Task statement: Please quote the data below word for word, reproducing every line in order with nothing changed.

Extracted information:
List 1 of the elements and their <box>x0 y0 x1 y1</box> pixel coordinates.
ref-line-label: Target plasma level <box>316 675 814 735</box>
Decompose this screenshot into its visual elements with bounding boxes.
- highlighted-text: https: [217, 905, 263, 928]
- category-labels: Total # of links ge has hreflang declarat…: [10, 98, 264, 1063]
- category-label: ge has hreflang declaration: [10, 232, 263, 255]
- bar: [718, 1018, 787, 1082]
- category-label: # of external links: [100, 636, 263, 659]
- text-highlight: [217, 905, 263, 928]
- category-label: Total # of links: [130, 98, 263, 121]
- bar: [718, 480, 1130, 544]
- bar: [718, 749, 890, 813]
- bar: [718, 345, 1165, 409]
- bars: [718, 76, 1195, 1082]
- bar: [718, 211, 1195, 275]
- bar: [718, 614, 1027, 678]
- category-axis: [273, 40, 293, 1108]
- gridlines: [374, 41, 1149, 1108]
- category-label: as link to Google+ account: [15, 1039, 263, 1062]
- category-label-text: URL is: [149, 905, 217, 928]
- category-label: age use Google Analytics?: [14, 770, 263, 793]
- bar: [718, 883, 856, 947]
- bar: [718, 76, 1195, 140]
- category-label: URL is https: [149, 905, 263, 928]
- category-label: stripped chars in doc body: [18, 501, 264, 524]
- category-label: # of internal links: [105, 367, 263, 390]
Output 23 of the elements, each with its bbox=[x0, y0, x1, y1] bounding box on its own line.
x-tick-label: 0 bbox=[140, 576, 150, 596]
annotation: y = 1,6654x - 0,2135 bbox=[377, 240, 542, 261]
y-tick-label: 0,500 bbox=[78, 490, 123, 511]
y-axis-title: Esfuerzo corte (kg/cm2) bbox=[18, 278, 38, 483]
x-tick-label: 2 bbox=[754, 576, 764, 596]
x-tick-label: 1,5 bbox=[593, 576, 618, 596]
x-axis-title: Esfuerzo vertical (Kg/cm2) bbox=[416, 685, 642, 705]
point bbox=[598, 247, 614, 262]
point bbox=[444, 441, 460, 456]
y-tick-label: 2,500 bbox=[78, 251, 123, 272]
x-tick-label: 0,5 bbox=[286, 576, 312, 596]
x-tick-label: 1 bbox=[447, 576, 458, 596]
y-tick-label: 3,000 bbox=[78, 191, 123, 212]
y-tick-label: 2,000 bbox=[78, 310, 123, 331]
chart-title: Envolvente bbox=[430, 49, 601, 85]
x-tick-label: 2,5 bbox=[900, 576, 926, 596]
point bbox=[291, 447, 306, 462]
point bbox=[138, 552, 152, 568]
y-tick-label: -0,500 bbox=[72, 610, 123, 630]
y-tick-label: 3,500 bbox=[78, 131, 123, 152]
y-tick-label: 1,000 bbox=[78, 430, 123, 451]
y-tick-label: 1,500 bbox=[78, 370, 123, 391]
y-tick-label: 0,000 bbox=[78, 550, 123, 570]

Complete response:
List 1 of the elements and their <box>x0 y0 x1 y1</box> pixel coordinates.
ref-line-label: Target plasma level <box>316 675 814 735</box>
Decompose this screenshot into its visual elements with bounding boxes.
- highlighted-text: https: [217, 905, 263, 928]
- category-labels: Total # of links ge has hreflang declarat…: [10, 98, 264, 1063]
- category-label: ge has hreflang declaration: [10, 232, 263, 255]
- bar: [718, 1018, 787, 1082]
- category-label: # of external links: [100, 636, 263, 659]
- text-highlight: [217, 905, 263, 928]
- category-label: Total # of links: [130, 98, 263, 121]
- bar: [718, 480, 1130, 544]
- bar: [718, 749, 890, 813]
- bar: [718, 345, 1165, 409]
- bars: [718, 76, 1195, 1082]
- bar: [718, 211, 1195, 275]
- bar: [718, 614, 1027, 678]
- category-axis: [273, 40, 293, 1108]
- gridlines: [374, 41, 1149, 1108]
- category-label: as link to Google+ account: [15, 1039, 263, 1062]
- category-label-text: URL is: [149, 905, 217, 928]
- category-label: age use Google Analytics?: [14, 770, 263, 793]
- bar: [718, 883, 856, 947]
- bar: [718, 76, 1195, 140]
- category-label: URL is https: [149, 905, 263, 928]
- category-label: stripped chars in doc body: [18, 501, 264, 524]
- category-label: # of internal links: [105, 367, 263, 390]
Output 23 of the elements, each with its bbox=[x0, y0, x1, y1] bounding box on its own line.
x-tick-label: 0 bbox=[140, 576, 150, 596]
annotation: y = 1,6654x - 0,2135 bbox=[377, 240, 542, 261]
y-tick-label: 0,500 bbox=[78, 490, 123, 511]
y-axis-title: Esfuerzo corte (kg/cm2) bbox=[18, 278, 38, 483]
x-tick-label: 2 bbox=[754, 576, 764, 596]
x-tick-label: 1,5 bbox=[593, 576, 618, 596]
x-axis-title: Esfuerzo vertical (Kg/cm2) bbox=[416, 685, 642, 705]
point bbox=[598, 247, 614, 262]
point bbox=[444, 441, 460, 456]
y-tick-label: 2,500 bbox=[78, 251, 123, 272]
x-tick-label: 0,5 bbox=[286, 576, 312, 596]
x-tick-label: 1 bbox=[447, 576, 458, 596]
y-tick-label: 3,000 bbox=[78, 191, 123, 212]
y-tick-label: 2,000 bbox=[78, 310, 123, 331]
chart-title: Envolvente bbox=[430, 49, 601, 85]
x-tick-label: 2,5 bbox=[900, 576, 926, 596]
point bbox=[291, 447, 306, 462]
point bbox=[138, 552, 152, 568]
y-tick-label: -0,500 bbox=[72, 610, 123, 630]
y-tick-label: 3,500 bbox=[78, 131, 123, 152]
y-tick-label: 1,000 bbox=[78, 430, 123, 451]
y-tick-label: 1,500 bbox=[78, 370, 123, 391]
y-tick-label: 0,000 bbox=[78, 550, 123, 570]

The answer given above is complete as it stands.